■ **Request**: Copy the data that follows exactly. Include no pictures.

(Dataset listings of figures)
********************

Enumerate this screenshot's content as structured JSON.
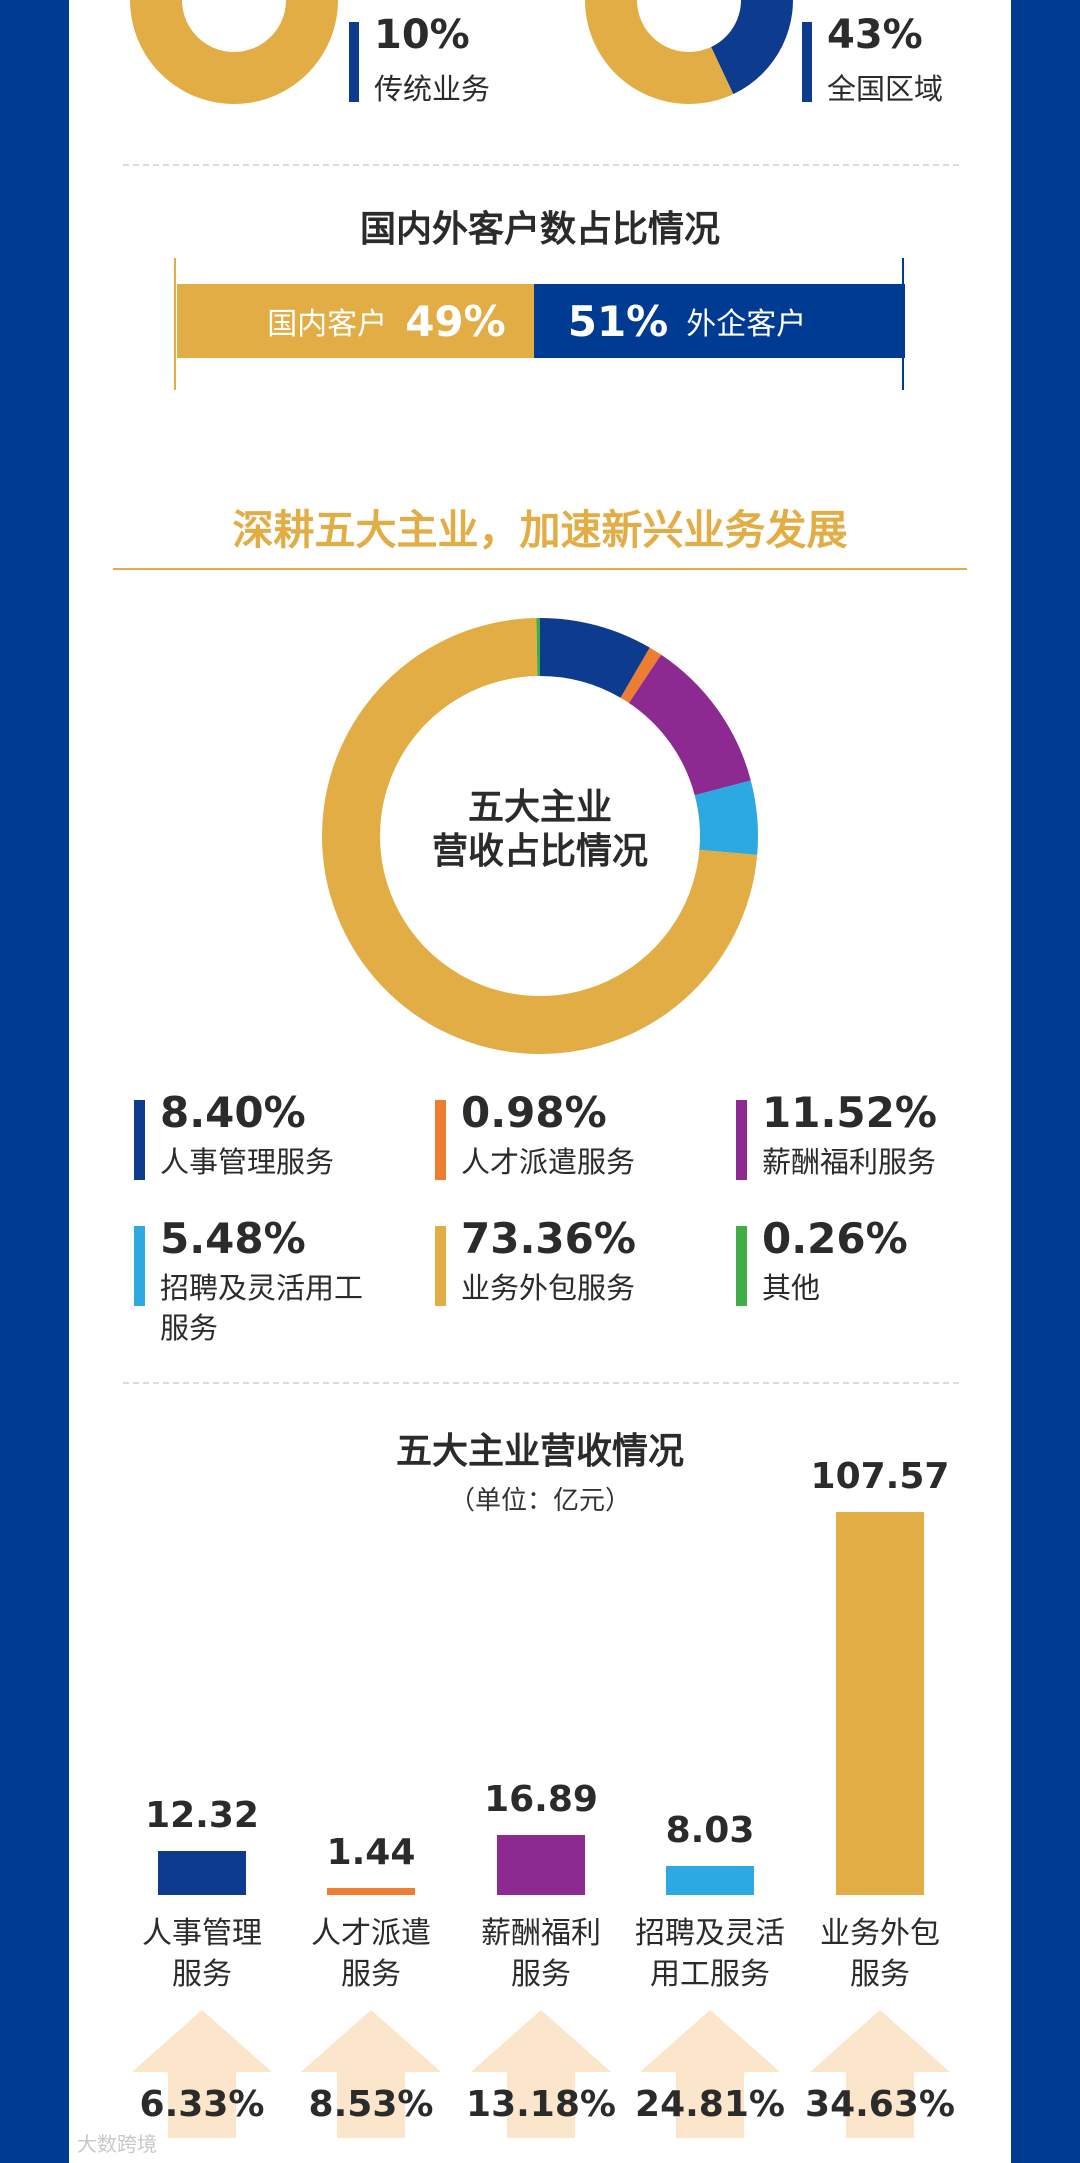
{
  "top_cards": [
    {
      "percent": "10%",
      "label": "传统业务",
      "ring_fraction": 0.1
    },
    {
      "percent": "43%",
      "label": "全国区域",
      "ring_fraction": 0.43
    }
  ],
  "client_split": {
    "title": "国内外客户数占比情况",
    "domestic_label": "国内客户",
    "domestic_pct": "49%",
    "domestic_value": 49,
    "foreign_pct": "51%",
    "foreign_label": "外企客户",
    "foreign_value": 51
  },
  "section_heading": "深耕五大主业，加速新兴业务发展",
  "colors": {
    "gold": "#e2ad45",
    "navy": "#0d3c8e",
    "orange": "#ed7d31",
    "purple": "#8c2a91",
    "sky": "#2ba9e0",
    "green": "#3fae49"
  },
  "donut": {
    "center_line1": "五大主业",
    "center_line2": "营收占比情况"
  },
  "bars_title": "五大主业营收情况",
  "bars_unit": "（单位：亿元）",
  "chart_data": [
    {
      "type": "pie",
      "slices": [
        {
          "label": "人事管理服务",
          "value": 8.4,
          "display": "8.40%",
          "color": "#0d3c8e"
        },
        {
          "label": "人才派遣服务",
          "value": 0.98,
          "display": "0.98%",
          "color": "#ed7d31"
        },
        {
          "label": "薪酬福利服务",
          "value": 11.52,
          "display": "11.52%",
          "color": "#8c2a91"
        },
        {
          "label": "招聘及灵活用工服务",
          "value": 5.48,
          "display": "5.48%",
          "color": "#2ba9e0"
        },
        {
          "label": "业务外包服务",
          "value": 73.36,
          "display": "73.36%",
          "color": "#e2ad45"
        },
        {
          "label": "其他",
          "value": 0.26,
          "display": "0.26%",
          "color": "#3fae49"
        }
      ]
    },
    {
      "type": "bar",
      "categories": [
        "人事管理服务",
        "人才派遣服务",
        "薪酬福利服务",
        "招聘及灵活用工服务",
        "业务外包服务"
      ],
      "category_lines": [
        [
          "人事管理",
          "服务"
        ],
        [
          "人才派遣",
          "服务"
        ],
        [
          "薪酬福利",
          "服务"
        ],
        [
          "招聘及灵活",
          "用工服务"
        ],
        [
          "业务外包",
          "服务"
        ]
      ],
      "values": [
        12.32,
        1.44,
        16.89,
        8.03,
        107.57
      ],
      "value_labels": [
        "12.32",
        "1.44",
        "16.89",
        "8.03",
        "107.57"
      ],
      "colors": [
        "#0d3c8e",
        "#ed7d31",
        "#8c2a91",
        "#2ba9e0",
        "#e2ad45"
      ],
      "growth": [
        "6.33%",
        "8.53%",
        "13.18%",
        "24.81%",
        "34.63%"
      ]
    }
  ],
  "watermark": "大数跨境"
}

********************

■ **Answer to this problem**:
Enumerate this screenshot's content as structured JSON.
{
  "top_cards": [
    {
      "percent": "10%",
      "label": "传统业务",
      "ring_fraction": 0.1
    },
    {
      "percent": "43%",
      "label": "全国区域",
      "ring_fraction": 0.43
    }
  ],
  "client_split": {
    "title": "国内外客户数占比情况",
    "domestic_label": "国内客户",
    "domestic_pct": "49%",
    "domestic_value": 49,
    "foreign_pct": "51%",
    "foreign_label": "外企客户",
    "foreign_value": 51
  },
  "section_heading": "深耕五大主业，加速新兴业务发展",
  "colors": {
    "gold": "#e2ad45",
    "navy": "#0d3c8e",
    "orange": "#ed7d31",
    "purple": "#8c2a91",
    "sky": "#2ba9e0",
    "green": "#3fae49"
  },
  "donut": {
    "center_line1": "五大主业",
    "center_line2": "营收占比情况"
  },
  "bars_title": "五大主业营收情况",
  "bars_unit": "（单位：亿元）",
  "chart_data": [
    {
      "type": "pie",
      "slices": [
        {
          "label": "人事管理服务",
          "value": 8.4,
          "display": "8.40%",
          "color": "#0d3c8e"
        },
        {
          "label": "人才派遣服务",
          "value": 0.98,
          "display": "0.98%",
          "color": "#ed7d31"
        },
        {
          "label": "薪酬福利服务",
          "value": 11.52,
          "display": "11.52%",
          "color": "#8c2a91"
        },
        {
          "label": "招聘及灵活用工服务",
          "value": 5.48,
          "display": "5.48%",
          "color": "#2ba9e0"
        },
        {
          "label": "业务外包服务",
          "value": 73.36,
          "display": "73.36%",
          "color": "#e2ad45"
        },
        {
          "label": "其他",
          "value": 0.26,
          "display": "0.26%",
          "color": "#3fae49"
        }
      ]
    },
    {
      "type": "bar",
      "categories": [
        "人事管理服务",
        "人才派遣服务",
        "薪酬福利服务",
        "招聘及灵活用工服务",
        "业务外包服务"
      ],
      "category_lines": [
        [
          "人事管理",
          "服务"
        ],
        [
          "人才派遣",
          "服务"
        ],
        [
          "薪酬福利",
          "服务"
        ],
        [
          "招聘及灵活",
          "用工服务"
        ],
        [
          "业务外包",
          "服务"
        ]
      ],
      "values": [
        12.32,
        1.44,
        16.89,
        8.03,
        107.57
      ],
      "value_labels": [
        "12.32",
        "1.44",
        "16.89",
        "8.03",
        "107.57"
      ],
      "colors": [
        "#0d3c8e",
        "#ed7d31",
        "#8c2a91",
        "#2ba9e0",
        "#e2ad45"
      ],
      "growth": [
        "6.33%",
        "8.53%",
        "13.18%",
        "24.81%",
        "34.63%"
      ]
    }
  ],
  "watermark": "大数跨境"
}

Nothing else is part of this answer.